Given instruction:
Your task is to count the lines of the entries below that include the word "你在过往的工作中" and to give only the resulting number.
______________________________
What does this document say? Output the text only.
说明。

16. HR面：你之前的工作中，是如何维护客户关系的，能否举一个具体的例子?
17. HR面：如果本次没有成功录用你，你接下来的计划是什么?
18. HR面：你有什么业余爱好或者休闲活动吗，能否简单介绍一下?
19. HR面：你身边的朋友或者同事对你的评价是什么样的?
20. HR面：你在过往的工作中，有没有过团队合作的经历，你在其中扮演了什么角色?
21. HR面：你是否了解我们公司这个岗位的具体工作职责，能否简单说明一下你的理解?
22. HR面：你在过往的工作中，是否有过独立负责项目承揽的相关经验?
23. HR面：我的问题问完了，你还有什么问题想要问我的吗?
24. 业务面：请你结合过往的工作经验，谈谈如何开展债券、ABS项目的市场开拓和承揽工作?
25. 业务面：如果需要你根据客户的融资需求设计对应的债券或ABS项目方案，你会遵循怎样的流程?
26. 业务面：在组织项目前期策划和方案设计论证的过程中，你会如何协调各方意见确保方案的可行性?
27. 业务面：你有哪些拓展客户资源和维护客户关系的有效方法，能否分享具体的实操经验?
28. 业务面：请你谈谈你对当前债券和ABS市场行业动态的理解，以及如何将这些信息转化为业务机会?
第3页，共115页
______________________________
Problem solution:
2